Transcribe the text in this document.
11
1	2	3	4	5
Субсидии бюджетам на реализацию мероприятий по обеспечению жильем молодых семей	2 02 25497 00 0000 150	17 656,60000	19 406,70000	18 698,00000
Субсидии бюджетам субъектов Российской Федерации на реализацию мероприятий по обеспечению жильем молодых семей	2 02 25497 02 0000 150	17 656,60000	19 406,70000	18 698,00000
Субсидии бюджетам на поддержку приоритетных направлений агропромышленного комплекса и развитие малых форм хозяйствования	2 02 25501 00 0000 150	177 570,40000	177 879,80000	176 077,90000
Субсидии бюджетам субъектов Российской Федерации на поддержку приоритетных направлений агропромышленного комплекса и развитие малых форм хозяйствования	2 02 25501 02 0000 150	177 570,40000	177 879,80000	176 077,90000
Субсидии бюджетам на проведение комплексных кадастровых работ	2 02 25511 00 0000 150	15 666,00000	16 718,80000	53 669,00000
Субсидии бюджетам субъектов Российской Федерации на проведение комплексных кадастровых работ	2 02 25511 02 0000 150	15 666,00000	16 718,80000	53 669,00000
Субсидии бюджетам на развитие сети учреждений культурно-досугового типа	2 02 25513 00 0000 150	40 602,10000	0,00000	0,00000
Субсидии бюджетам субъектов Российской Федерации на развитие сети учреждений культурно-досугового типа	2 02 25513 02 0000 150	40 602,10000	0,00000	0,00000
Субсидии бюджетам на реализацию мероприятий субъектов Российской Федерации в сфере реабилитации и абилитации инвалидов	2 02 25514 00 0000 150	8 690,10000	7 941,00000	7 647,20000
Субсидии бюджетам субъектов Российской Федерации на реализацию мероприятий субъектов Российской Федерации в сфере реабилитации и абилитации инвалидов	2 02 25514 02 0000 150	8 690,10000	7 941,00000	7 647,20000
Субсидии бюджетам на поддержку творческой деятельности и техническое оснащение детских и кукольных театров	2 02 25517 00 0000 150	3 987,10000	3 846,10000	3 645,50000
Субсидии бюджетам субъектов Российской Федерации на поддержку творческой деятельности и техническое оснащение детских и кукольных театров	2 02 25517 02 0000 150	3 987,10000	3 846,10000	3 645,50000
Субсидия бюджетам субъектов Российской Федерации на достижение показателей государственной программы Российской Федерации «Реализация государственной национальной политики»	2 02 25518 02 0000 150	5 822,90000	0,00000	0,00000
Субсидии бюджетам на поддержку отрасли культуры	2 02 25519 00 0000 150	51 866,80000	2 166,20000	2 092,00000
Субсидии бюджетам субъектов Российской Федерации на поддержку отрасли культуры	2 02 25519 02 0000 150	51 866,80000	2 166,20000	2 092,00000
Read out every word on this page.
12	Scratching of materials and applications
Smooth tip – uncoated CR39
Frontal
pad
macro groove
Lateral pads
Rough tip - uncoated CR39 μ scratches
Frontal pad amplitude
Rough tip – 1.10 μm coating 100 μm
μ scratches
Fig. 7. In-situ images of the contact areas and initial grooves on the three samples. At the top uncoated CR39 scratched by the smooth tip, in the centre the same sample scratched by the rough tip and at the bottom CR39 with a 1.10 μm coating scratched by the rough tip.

================

▶ **STATED TASK**: Copy every line of the records above that holds the word "культурно".

▶ **THE OUTPUT**:
Субсидии бюджетам на развитие сети учреждений культурно-досугового типа	2 02 25513 00 0000 150	40 602,10000	0,00000	0,00000
Субсидии бюджетам субъектов Российской Федерации на развитие сети учреждений культурно-досугового типа	2 02 25513 02 0000 150	40 602,10000	0,00000	0,00000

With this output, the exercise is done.